◆ **REQUIRED TASK**
All the data should be repeated exactly. Any image in it is left out.

◆ **PROVIDED DATA**
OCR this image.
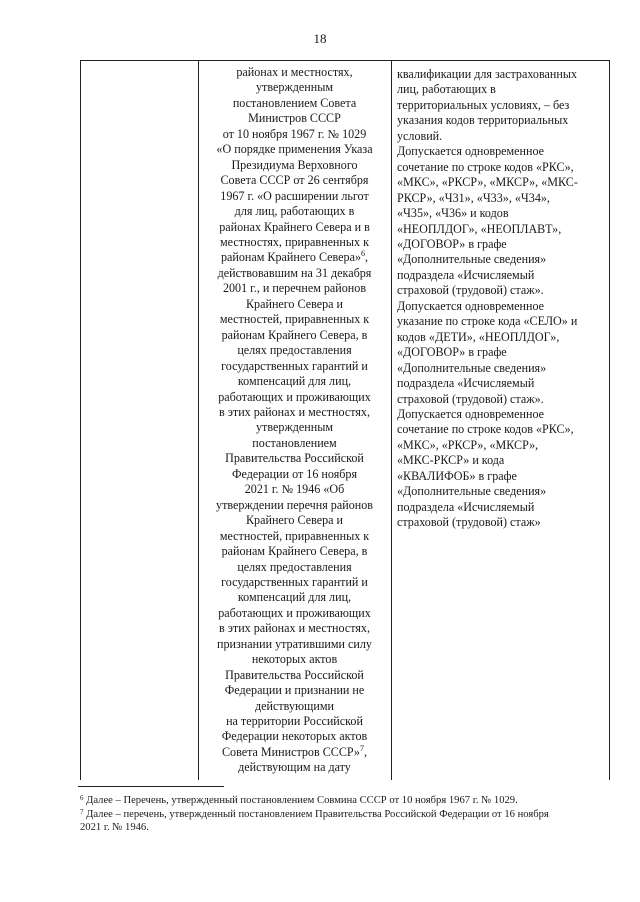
18
районах и местностях,
утвержденным
постановлением Совета
Министров СССР
от 10 ноября 1967 г. № 1029
«О порядке применения Указа
Президиума Верховного
Совета СССР от 26 сентября
1967 г. «О расширении льгот
для лиц, работающих в
районах Крайнего Севера и в
местностях, приравненных к
районам Крайнего Севера»$^6$,
действовавшим на 31 декабря
2001 г., и перечнем районов
Крайнего Севера и
местностей, приравненных к
районам Крайнего Севера, в
целях предоставления
государственных гарантий и
компенсаций для лиц,
работающих и проживающих
в этих районах и местностях,
утвержденным
постановлением
Правительства Российской
Федерации от 16 ноября
2021 г. № 1946 «Об
утверждении перечня районов
Крайнего Севера и
местностей, приравненных к
районам Крайнего Севера, в
целях предоставления
государственных гарантий и
компенсаций для лиц,
работающих и проживающих
в этих районах и местностях,
признании утратившими силу
некоторых актов
Правительства Российской
Федерации и признании не
действующими
на территории Российской
Федерации некоторых актов
Совета Министров СССР»$^7$,
действующим на дату
квалификации для застрахованных
лиц, работающих в
территориальных условиях, – без
указания кодов территориальных
условий.
Допускается одновременное
сочетание по строке кодов «РКС»,
«МКС», «РКСР», «МКСР», «МКС-
РКСР», «Ч31», «Ч33», «Ч34»,
«Ч35», «Ч36» и кодов
«НЕОПЛДОГ», «НЕОПЛАВТ»,
«ДОГОВОР» в графе
«Дополнительные сведения»
подраздела «Исчисляемый
страховой (трудовой) стаж».
Допускается одновременное
указание по строке кода «СЕЛО» и
кодов «ДЕТИ», «НЕОПЛДОГ»,
«ДОГОВОР» в графе
«Дополнительные сведения»
подраздела «Исчисляемый
страховой (трудовой) стаж».
Допускается одновременное
сочетание по строке кодов «РКС»,
«МКС», «РКСР», «МКСР»,
«МКС-РКСР» и кода
«КВАЛИФОБ» в графе
«Дополнительные сведения»
подраздела «Исчисляемый
страховой (трудовой) стаж»
$^6$ Далее – Перечень, утвержденный постановлением Совмина СССР от 10 ноября 1967 г. № 1029.
$^7$ Далее – перечень, утвержденный постановлением Правительства Российской Федерации от 16 ноября
2021 г. № 1946.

◆ **SOLUTION FOR THIS TASK**
OCR this image.
18
районах и местностях,
утвержденным
постановлением Совета
Министров СССР
от 10 ноября 1967 г. № 1029
«О порядке применения Указа
Президиума Верховного
Совета СССР от 26 сентября
1967 г. «О расширении льгот
для лиц, работающих в
районах Крайнего Севера и в
местностях, приравненных к
районам Крайнего Севера»$^6$,
действовавшим на 31 декабря
2001 г., и перечнем районов
Крайнего Севера и
местностей, приравненных к
районам Крайнего Севера, в
целях предоставления
государственных гарантий и
компенсаций для лиц,
работающих и проживающих
в этих районах и местностях,
утвержденным
постановлением
Правительства Российской
Федерации от 16 ноября
2021 г. № 1946 «Об
утверждении перечня районов
Крайнего Севера и
местностей, приравненных к
районам Крайнего Севера, в
целях предоставления
государственных гарантий и
компенсаций для лиц,
работающих и проживающих
в этих районах и местностях,
признании утратившими силу
некоторых актов
Правительства Российской
Федерации и признании не
действующими
на территории Российской
Федерации некоторых актов
Совета Министров СССР»$^7$,
действующим на дату
квалификации для застрахованных
лиц, работающих в
территориальных условиях, – без
указания кодов территориальных
условий.
Допускается одновременное
сочетание по строке кодов «РКС»,
«МКС», «РКСР», «МКСР», «МКС-
РКСР», «Ч31», «Ч33», «Ч34»,
«Ч35», «Ч36» и кодов
«НЕОПЛДОГ», «НЕОПЛАВТ»,
«ДОГОВОР» в графе
«Дополнительные сведения»
подраздела «Исчисляемый
страховой (трудовой) стаж».
Допускается одновременное
указание по строке кода «СЕЛО» и
кодов «ДЕТИ», «НЕОПЛДОГ»,
«ДОГОВОР» в графе
«Дополнительные сведения»
подраздела «Исчисляемый
страховой (трудовой) стаж».
Допускается одновременное
сочетание по строке кодов «РКС»,
«МКС», «РКСР», «МКСР»,
«МКС-РКСР» и кода
«КВАЛИФОБ» в графе
«Дополнительные сведения»
подраздела «Исчисляемый
страховой (трудовой) стаж»
$^6$ Далее – Перечень, утвержденный постановлением Совмина СССР от 10 ноября 1967 г. № 1029.
$^7$ Далее – перечень, утвержденный постановлением Правительства Российской Федерации от 16 ноября
2021 г. № 1946.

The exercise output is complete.